____ Data

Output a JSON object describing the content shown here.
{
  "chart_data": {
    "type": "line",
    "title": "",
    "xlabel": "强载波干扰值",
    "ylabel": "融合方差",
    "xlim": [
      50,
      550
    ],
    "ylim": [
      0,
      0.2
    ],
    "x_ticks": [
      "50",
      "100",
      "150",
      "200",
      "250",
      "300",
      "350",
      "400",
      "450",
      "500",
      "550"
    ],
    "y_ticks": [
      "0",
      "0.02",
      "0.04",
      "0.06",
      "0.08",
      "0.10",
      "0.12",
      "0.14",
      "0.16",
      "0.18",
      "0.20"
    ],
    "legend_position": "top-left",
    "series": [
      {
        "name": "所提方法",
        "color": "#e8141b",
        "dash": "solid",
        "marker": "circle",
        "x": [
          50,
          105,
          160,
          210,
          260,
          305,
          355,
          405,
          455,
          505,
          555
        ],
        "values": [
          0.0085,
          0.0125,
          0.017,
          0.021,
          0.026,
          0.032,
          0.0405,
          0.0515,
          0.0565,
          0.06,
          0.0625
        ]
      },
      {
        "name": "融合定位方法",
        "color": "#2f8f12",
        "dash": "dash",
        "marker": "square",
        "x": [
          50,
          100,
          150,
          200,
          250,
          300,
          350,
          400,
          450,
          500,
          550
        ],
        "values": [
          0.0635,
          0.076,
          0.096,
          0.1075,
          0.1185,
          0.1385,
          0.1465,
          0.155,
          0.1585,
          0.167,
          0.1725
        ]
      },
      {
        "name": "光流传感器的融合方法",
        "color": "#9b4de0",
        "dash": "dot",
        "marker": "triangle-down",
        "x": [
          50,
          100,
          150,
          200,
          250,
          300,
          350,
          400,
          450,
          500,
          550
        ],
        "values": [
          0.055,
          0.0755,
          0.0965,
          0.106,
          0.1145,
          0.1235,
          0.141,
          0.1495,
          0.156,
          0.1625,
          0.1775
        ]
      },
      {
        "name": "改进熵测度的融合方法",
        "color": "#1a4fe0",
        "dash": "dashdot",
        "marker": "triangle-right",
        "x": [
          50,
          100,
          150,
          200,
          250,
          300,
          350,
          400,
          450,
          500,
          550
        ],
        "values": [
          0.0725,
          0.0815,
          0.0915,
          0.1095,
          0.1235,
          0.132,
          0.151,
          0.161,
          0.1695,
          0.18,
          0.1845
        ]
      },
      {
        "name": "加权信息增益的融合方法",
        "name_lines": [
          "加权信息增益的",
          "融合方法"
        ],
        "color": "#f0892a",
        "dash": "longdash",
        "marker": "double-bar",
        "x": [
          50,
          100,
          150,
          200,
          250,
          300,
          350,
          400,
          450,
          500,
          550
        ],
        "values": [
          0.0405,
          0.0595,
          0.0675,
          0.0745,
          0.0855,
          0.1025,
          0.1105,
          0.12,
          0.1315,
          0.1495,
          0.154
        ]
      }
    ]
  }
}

________

## Given problem
Gather from the data above every line with the string "color".

## Output for this exercise
        "color": "#e8141b",
        "color": "#2f8f12",
        "color": "#9b4de0",
        "color": "#1a4fe0",
        "color": "#f0892a",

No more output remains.